==== TEXTO DE LA PÁGINA ====
WES CRAVEN | Adiós a un maestro del terror moderno

Wes Craven

Siempre es una pena tener que estrenar la temporada con un homenaje póstumo. Es la segunda vez seguida que nos vemos en esta situación. Sin embargo, sería irrespetuoso no manifestar la admiración que (si el resto de colegas de la asociación me permiten) tenemos por Wes Craven.
No sería la primera vez que aparece anunciado en los carteles de Salf, y es que ver cómo explota la cabeza de Anne Ramsey en Amiga Mortal (1986) nos da gustirrinín en las tripas.

A este maestro del terror no le gustaba la palabra artista argumentándose en que no es algo inteligente de llamarse, que ante todo el cine es una es una industria. Prefería decir que era cineasta, su oficio era el de hacer películas y presentárselas a un público sin prejuicios dispuesto a verlas. Creo que se puede decir que Wes Craven, además de cineasta, puede ser referido como un antropólogo a su manera.
==== CONJUNTO DE DATOS ====
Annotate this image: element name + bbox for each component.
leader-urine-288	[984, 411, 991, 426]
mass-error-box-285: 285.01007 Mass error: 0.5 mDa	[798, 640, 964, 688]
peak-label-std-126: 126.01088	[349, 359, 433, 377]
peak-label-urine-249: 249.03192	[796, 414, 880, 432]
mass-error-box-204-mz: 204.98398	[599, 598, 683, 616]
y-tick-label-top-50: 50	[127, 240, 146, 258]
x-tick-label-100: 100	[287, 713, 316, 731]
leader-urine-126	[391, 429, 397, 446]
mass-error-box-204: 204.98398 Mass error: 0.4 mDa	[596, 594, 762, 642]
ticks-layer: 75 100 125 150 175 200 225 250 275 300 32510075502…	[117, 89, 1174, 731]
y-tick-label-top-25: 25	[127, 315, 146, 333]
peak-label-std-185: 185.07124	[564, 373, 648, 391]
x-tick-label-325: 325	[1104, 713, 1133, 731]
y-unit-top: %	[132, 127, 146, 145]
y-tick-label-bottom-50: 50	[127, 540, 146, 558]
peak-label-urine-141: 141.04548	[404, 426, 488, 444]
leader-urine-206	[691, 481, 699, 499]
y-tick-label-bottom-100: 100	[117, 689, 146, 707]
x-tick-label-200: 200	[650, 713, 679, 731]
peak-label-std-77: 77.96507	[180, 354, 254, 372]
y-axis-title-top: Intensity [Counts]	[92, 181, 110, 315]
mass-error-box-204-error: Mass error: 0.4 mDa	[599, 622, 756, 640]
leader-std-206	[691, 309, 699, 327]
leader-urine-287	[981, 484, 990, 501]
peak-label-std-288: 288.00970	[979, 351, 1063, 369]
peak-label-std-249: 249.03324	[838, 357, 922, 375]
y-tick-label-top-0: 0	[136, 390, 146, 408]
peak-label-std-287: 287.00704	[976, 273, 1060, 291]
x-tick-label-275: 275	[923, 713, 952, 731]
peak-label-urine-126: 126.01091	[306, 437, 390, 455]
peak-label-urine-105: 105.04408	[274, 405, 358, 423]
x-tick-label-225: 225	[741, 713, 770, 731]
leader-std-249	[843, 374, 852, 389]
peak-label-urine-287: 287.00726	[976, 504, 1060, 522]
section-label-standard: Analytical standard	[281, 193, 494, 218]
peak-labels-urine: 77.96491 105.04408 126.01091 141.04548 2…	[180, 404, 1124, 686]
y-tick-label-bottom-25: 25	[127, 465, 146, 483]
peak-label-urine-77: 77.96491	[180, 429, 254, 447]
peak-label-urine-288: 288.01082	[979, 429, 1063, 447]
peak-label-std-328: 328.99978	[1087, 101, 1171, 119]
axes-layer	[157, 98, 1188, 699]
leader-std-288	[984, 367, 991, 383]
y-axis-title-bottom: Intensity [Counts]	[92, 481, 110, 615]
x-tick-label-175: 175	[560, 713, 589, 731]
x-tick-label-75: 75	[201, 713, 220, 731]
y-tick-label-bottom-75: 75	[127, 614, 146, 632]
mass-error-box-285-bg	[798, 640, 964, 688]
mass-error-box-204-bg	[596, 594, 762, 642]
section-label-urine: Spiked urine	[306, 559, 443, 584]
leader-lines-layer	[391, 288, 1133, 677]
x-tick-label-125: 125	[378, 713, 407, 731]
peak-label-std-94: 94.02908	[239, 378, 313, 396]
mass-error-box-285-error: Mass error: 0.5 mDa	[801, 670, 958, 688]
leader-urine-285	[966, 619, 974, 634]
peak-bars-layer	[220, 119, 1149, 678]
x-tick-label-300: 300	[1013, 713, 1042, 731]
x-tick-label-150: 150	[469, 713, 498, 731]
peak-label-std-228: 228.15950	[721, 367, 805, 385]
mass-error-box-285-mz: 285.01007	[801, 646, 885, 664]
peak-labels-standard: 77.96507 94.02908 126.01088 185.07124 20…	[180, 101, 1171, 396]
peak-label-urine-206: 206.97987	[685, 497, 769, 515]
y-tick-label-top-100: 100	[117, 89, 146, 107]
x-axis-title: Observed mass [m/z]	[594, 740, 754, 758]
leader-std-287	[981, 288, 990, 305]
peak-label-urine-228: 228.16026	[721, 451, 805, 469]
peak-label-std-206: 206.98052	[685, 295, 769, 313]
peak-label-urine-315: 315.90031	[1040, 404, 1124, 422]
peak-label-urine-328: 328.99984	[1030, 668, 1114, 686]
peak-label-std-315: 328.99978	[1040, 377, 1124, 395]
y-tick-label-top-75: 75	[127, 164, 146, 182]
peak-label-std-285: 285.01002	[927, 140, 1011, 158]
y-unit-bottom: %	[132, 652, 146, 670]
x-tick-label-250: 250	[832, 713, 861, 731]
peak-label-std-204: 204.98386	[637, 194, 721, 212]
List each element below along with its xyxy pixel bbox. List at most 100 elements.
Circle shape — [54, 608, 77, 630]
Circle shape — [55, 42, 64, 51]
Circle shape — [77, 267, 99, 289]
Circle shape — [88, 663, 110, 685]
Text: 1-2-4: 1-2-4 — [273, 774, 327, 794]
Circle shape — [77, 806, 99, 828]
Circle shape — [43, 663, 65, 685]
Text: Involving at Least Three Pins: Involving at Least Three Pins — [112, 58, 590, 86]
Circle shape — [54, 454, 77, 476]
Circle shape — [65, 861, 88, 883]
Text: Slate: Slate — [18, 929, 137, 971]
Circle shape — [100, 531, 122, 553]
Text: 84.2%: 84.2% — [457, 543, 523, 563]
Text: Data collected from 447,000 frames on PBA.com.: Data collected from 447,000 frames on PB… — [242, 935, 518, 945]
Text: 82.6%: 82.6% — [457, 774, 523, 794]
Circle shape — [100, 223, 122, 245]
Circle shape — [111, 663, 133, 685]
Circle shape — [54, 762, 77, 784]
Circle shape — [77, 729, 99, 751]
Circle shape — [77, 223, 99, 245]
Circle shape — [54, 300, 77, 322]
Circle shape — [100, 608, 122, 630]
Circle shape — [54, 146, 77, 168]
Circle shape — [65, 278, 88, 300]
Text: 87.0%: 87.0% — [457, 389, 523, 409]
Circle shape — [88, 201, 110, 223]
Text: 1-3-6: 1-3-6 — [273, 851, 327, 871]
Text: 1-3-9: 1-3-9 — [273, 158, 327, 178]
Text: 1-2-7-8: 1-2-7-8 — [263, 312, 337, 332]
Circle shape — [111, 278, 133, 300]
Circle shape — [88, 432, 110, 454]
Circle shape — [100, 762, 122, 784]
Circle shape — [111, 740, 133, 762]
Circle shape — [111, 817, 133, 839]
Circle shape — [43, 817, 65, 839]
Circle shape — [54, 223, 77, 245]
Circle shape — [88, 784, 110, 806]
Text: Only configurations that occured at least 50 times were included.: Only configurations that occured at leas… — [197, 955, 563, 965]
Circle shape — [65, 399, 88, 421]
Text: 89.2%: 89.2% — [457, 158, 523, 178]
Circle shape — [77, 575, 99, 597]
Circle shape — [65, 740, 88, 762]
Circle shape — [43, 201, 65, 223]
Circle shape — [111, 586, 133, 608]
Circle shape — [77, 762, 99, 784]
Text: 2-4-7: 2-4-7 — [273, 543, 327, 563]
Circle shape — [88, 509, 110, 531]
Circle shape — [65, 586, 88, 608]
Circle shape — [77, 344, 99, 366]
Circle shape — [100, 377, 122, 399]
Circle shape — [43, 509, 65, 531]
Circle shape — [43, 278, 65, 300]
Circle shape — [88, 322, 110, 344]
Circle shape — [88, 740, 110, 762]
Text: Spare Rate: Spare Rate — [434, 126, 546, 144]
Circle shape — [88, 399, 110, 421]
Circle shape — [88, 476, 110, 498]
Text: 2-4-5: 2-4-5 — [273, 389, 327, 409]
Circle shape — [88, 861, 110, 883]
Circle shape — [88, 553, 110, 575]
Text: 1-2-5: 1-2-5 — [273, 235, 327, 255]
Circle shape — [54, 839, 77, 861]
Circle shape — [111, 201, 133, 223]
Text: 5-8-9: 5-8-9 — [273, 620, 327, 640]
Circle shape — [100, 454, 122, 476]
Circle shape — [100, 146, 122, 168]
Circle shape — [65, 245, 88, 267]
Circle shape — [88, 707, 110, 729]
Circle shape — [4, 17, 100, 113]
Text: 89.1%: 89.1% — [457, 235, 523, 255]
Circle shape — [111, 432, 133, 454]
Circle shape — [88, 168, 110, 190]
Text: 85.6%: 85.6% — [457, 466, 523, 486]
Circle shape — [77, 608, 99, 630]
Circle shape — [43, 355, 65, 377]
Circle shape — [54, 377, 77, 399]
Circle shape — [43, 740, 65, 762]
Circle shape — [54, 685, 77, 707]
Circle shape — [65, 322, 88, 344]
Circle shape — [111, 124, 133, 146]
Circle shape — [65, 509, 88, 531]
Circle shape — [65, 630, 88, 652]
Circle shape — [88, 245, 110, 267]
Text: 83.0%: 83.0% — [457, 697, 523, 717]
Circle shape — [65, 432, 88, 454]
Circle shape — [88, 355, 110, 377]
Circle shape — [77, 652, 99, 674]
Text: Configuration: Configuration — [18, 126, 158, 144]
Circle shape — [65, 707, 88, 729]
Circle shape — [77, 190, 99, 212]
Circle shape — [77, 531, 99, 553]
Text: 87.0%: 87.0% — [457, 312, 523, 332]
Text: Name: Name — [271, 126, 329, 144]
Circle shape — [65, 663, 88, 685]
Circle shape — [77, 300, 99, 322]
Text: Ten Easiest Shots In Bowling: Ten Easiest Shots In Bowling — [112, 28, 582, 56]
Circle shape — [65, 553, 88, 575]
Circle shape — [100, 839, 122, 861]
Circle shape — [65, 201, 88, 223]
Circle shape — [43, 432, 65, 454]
====
→ **DETALLES DEL PROBLEMA**
Prosigue el texto sobre Wes Craven a partir de su última oración. Las filas son un material aparte del texto sobre Wes Craven.

→ **RESPUESTA DEL EJERCICIO**
Nunca dejó de investigar la forma en la que los individuos y sociedades se sostenían sin desplomarse llegando a la conclusión de que la vida funciona a base de violencia y miedo mundo irracional. Esta tesis tiene como ejemplo más evidente Pesadilla en Elm Street (1984) donde Freddy Krueger rompe la frontera que separa los sueños de la realidad haciendo que la vida de los protagonistas sea una verdadera pesadilla. No obstante, también se pueden encontrar encontrar evidencias del pensamiento de Craven en muchas de sus trabajos como Las colinas tienen ojos (1977), La serpiente y el arco iris (1988) o El sótano del miedo (1991). Cabe mencionar, además, La nueva pesadilla de Wes Craven (1994) donde el propio Craven como los actores de la película de 1984 sufren los efectos de la creación del cineasta (fórmula similar que repetiría en Scream 3 seis años después).

Afortunadamente, Wes Craven seguirá indagando nuestros miedos en sus obras. Freddy Krueger y Ghostface son ya iconos sinónimos del terror que nos acompañarán hasta el fin de los tiempos. Gracias, Wes, por animarnos a ver que hay más allá.